(Data entries)

## BEGIN

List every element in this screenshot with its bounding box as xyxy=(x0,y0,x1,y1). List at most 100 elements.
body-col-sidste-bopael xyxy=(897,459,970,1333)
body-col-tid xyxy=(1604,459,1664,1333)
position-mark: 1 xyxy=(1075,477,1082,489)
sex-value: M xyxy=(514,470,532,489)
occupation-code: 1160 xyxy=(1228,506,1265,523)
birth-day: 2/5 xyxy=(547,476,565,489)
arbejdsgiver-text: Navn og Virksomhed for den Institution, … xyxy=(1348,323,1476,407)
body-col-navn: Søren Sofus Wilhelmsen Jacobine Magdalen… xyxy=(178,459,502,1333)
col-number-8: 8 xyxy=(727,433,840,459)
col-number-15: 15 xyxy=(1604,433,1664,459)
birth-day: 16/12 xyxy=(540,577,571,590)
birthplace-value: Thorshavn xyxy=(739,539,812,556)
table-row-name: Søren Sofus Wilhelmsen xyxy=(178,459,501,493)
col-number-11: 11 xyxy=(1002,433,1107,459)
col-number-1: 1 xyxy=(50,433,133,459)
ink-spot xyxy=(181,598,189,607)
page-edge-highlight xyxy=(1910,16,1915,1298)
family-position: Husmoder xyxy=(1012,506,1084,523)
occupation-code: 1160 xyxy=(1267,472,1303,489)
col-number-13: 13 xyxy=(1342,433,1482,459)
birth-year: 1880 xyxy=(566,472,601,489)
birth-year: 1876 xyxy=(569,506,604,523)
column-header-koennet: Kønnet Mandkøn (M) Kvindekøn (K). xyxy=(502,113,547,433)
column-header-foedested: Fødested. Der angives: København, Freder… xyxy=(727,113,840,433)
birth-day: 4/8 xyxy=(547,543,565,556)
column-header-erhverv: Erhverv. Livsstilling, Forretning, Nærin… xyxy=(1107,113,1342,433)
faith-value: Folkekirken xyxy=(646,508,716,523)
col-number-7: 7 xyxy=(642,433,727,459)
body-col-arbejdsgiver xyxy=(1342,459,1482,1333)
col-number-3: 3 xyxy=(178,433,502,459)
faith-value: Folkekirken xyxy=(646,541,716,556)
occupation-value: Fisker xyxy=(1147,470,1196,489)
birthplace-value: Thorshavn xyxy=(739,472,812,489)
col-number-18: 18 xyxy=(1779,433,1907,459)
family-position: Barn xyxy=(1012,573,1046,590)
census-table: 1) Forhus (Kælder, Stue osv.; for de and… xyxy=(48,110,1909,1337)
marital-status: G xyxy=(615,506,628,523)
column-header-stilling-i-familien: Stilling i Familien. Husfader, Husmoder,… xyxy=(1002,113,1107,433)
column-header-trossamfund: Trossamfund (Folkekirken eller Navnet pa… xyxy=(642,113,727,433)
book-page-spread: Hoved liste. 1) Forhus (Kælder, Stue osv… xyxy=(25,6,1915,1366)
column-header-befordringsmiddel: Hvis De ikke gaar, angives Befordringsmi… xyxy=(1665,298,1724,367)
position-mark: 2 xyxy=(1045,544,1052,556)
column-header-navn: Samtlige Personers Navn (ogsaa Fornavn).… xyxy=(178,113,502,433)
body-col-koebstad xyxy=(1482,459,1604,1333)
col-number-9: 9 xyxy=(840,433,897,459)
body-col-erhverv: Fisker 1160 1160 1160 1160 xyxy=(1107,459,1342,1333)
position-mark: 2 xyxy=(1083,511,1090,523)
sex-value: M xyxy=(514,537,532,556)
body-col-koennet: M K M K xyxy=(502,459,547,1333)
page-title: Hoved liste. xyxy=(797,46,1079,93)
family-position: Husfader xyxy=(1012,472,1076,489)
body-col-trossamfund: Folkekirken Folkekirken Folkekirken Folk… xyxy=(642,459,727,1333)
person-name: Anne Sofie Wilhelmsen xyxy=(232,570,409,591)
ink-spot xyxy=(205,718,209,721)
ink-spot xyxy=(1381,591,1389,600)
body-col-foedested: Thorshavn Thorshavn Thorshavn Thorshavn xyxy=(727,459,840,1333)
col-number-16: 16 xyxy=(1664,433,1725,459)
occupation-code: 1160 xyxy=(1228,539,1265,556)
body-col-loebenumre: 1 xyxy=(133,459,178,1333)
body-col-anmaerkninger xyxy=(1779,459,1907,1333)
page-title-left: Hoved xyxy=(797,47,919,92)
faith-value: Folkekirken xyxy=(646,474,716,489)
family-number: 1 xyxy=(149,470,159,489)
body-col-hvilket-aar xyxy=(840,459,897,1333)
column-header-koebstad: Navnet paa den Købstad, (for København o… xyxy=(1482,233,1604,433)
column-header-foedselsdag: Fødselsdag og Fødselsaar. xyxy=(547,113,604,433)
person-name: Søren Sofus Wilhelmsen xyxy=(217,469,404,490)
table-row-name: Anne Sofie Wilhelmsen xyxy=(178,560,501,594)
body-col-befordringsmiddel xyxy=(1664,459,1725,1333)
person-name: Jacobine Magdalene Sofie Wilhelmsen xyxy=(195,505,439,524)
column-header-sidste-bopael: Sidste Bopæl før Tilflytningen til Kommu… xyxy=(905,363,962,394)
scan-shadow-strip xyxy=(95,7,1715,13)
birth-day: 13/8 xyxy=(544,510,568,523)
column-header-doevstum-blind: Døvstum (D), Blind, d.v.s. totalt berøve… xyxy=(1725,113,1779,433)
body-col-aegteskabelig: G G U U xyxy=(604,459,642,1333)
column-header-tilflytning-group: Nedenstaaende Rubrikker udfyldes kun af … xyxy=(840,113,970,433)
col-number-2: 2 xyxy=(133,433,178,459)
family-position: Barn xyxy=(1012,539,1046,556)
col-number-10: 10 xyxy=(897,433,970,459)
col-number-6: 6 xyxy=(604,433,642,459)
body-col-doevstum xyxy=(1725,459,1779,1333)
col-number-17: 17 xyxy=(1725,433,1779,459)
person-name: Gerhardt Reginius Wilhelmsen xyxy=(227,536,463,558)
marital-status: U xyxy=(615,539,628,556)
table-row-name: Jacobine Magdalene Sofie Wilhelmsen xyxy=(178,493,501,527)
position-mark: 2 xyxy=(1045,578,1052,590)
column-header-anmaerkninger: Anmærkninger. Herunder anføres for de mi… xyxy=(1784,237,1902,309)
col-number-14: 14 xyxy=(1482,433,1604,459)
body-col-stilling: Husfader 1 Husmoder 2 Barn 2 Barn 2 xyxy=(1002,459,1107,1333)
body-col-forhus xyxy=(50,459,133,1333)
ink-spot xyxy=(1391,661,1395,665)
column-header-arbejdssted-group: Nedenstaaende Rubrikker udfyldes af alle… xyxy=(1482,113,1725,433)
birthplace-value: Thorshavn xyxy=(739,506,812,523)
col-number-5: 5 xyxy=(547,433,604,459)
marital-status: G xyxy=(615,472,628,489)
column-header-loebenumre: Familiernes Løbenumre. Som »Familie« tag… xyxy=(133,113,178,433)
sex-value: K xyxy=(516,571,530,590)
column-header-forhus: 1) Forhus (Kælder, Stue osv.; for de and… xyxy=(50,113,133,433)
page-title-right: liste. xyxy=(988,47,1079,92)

## END

Reproduce the listing from its first line through the line containing "arbejdsgiver-text: Navn og", with both of those lines included.

List every element in this screenshot with its bounding box as xyxy=(x0,y0,x1,y1). List at most 100 elements.
body-col-sidste-bopael xyxy=(897,459,970,1333)
body-col-tid xyxy=(1604,459,1664,1333)
position-mark: 1 xyxy=(1075,477,1082,489)
sex-value: M xyxy=(514,470,532,489)
occupation-code: 1160 xyxy=(1228,506,1265,523)
birth-day: 2/5 xyxy=(547,476,565,489)
arbejdsgiver-text: Navn og Virksomhed for den Institution, … xyxy=(1348,323,1476,407)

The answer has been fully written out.